[Stored records]
+-------+

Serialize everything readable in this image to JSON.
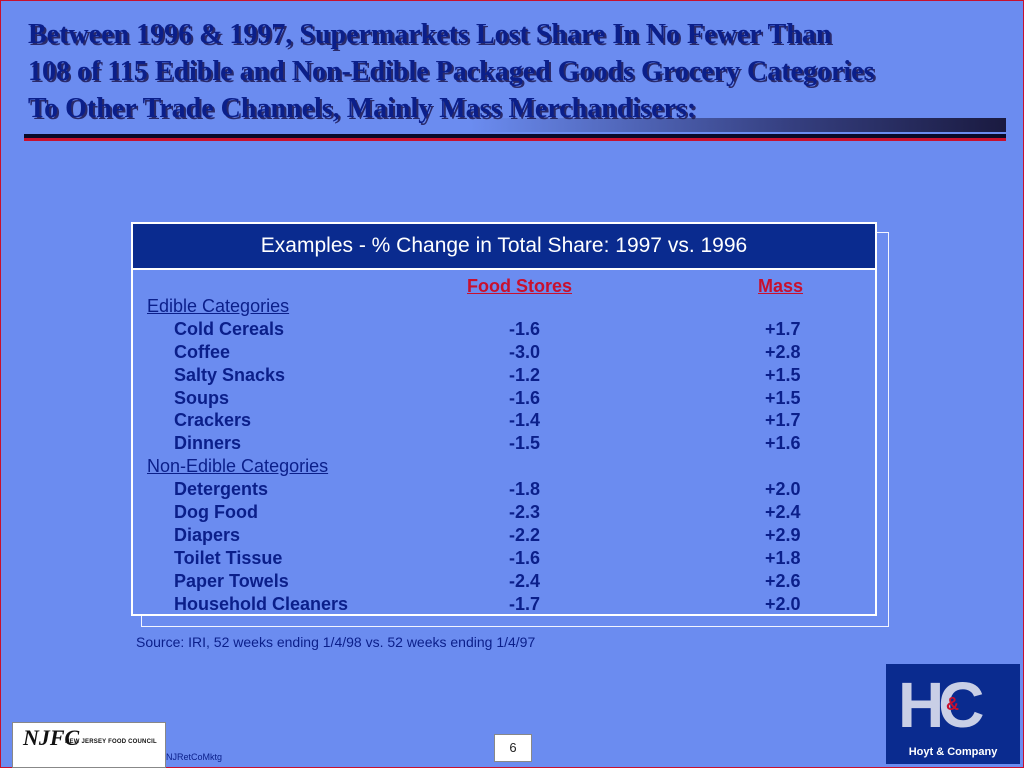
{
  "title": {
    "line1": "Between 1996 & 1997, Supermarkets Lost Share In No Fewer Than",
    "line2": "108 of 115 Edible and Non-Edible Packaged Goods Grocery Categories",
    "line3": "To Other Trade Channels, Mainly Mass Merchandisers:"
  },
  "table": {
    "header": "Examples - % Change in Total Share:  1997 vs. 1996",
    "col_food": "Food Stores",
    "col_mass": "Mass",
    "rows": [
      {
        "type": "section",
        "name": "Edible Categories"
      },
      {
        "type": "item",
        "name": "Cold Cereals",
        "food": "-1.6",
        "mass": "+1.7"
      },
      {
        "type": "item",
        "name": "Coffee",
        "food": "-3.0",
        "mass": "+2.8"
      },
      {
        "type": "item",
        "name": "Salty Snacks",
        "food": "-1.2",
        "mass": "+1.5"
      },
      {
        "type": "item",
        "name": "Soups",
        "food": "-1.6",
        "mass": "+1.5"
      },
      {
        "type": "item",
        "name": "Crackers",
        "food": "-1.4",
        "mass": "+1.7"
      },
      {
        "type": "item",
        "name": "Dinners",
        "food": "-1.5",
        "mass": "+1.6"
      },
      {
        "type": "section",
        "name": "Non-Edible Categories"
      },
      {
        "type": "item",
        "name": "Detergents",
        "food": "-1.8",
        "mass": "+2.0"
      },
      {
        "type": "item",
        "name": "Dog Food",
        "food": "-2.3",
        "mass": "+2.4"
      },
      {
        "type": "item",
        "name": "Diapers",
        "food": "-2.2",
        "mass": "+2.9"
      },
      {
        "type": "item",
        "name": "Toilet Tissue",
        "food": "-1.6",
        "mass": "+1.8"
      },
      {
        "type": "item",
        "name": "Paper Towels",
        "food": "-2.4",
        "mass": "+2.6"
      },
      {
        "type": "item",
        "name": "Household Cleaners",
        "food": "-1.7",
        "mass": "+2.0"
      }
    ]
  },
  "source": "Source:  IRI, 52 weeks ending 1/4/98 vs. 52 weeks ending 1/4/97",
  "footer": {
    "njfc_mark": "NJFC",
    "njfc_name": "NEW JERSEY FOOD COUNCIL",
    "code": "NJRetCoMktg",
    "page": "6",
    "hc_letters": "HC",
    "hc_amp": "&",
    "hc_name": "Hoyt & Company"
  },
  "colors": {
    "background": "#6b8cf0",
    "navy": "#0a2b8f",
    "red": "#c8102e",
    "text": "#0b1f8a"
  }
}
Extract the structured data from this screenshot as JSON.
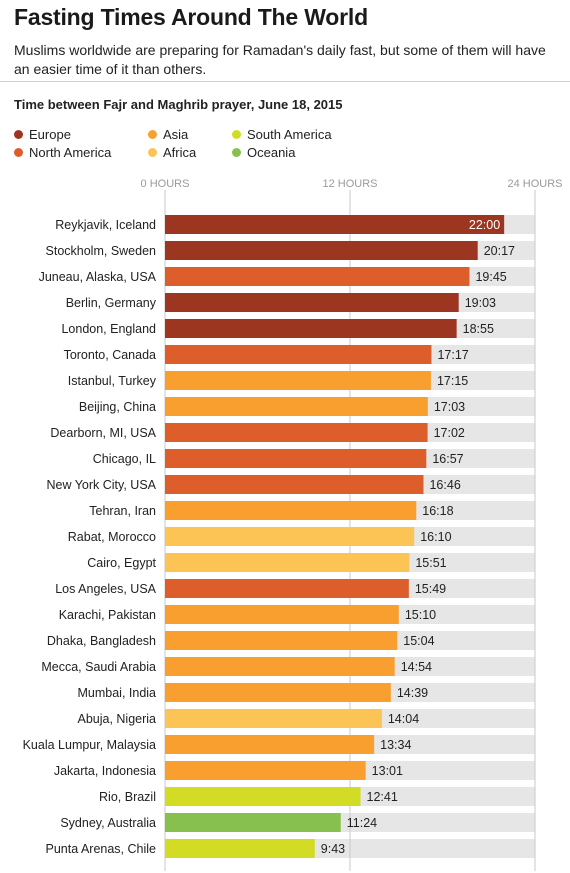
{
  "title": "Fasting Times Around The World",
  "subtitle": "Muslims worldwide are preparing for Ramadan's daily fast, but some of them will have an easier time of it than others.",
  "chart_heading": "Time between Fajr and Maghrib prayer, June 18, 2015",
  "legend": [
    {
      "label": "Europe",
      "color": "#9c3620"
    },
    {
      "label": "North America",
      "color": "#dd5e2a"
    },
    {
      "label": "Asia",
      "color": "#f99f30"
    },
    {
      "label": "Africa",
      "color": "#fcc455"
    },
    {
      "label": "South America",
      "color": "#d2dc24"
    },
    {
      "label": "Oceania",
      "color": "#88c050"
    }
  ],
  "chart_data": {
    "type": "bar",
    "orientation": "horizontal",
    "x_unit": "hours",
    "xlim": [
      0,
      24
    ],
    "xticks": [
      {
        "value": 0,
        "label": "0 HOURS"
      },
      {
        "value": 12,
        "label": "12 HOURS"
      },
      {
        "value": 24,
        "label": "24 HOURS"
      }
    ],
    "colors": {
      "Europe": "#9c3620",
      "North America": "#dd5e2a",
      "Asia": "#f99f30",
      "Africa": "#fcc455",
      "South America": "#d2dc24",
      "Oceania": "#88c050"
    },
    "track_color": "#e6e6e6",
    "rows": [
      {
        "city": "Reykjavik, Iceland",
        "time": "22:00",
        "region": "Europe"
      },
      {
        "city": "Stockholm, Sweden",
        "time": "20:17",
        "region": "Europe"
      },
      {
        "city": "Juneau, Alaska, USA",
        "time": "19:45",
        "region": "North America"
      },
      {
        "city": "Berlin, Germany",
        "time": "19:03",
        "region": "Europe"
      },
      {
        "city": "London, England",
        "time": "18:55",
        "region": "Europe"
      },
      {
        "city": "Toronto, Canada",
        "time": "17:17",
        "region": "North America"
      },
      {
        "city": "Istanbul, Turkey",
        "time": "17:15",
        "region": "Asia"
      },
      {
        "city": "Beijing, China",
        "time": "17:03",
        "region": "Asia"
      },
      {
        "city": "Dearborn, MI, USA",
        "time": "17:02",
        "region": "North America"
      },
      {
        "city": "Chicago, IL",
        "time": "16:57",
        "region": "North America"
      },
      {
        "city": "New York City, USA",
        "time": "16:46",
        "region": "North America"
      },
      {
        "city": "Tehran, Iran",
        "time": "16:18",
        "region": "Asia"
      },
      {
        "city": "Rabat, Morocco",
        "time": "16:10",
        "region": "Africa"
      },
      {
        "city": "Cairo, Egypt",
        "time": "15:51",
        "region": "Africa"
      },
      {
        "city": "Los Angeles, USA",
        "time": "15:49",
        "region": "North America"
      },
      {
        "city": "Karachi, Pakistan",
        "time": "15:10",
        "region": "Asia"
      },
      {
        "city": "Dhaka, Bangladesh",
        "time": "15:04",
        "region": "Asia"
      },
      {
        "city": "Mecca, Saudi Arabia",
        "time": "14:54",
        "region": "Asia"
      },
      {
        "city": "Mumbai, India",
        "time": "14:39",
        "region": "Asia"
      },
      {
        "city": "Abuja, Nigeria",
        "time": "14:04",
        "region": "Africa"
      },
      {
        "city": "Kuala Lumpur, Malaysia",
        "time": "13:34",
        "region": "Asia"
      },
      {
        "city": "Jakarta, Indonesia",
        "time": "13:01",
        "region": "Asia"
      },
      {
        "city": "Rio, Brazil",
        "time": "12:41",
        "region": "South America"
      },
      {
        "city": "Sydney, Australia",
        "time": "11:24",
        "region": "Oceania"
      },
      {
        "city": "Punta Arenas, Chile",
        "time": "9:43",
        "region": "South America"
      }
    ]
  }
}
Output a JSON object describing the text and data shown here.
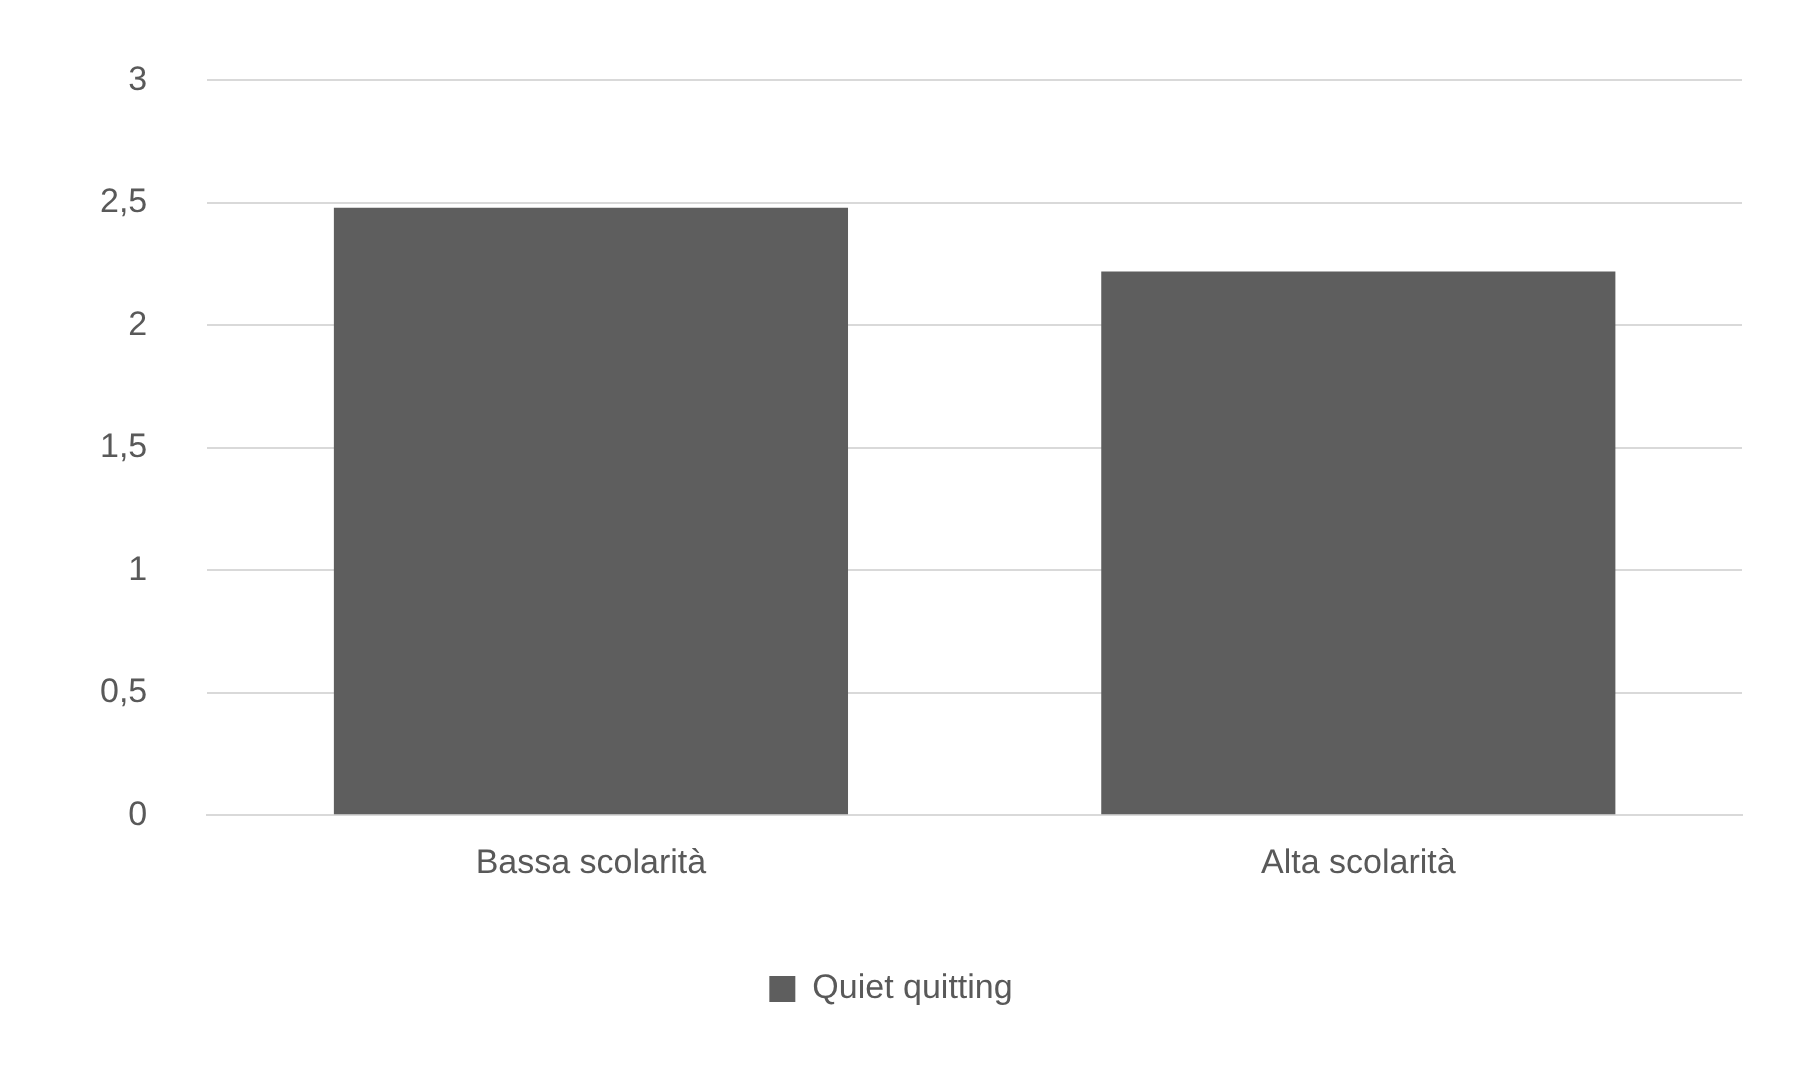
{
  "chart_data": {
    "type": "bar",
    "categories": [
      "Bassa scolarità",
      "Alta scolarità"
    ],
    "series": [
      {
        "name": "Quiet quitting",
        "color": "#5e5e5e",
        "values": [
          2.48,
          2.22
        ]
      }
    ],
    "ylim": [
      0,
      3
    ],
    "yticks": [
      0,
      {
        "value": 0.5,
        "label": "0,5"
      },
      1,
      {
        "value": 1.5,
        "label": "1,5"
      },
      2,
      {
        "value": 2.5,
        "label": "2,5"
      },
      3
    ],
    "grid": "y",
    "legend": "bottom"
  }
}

+-------+

EXERCISE DESCRIPTION:
Using the records above, select and copy every line that has the word "Share".

SOLUTION FOR THIS TASK:
    "line1": "Between 1996 & 1997, Supermarkets Lost Share In No Fewer Than",
    "header": "Examples - % Change in Total Share:  1997 vs. 1996",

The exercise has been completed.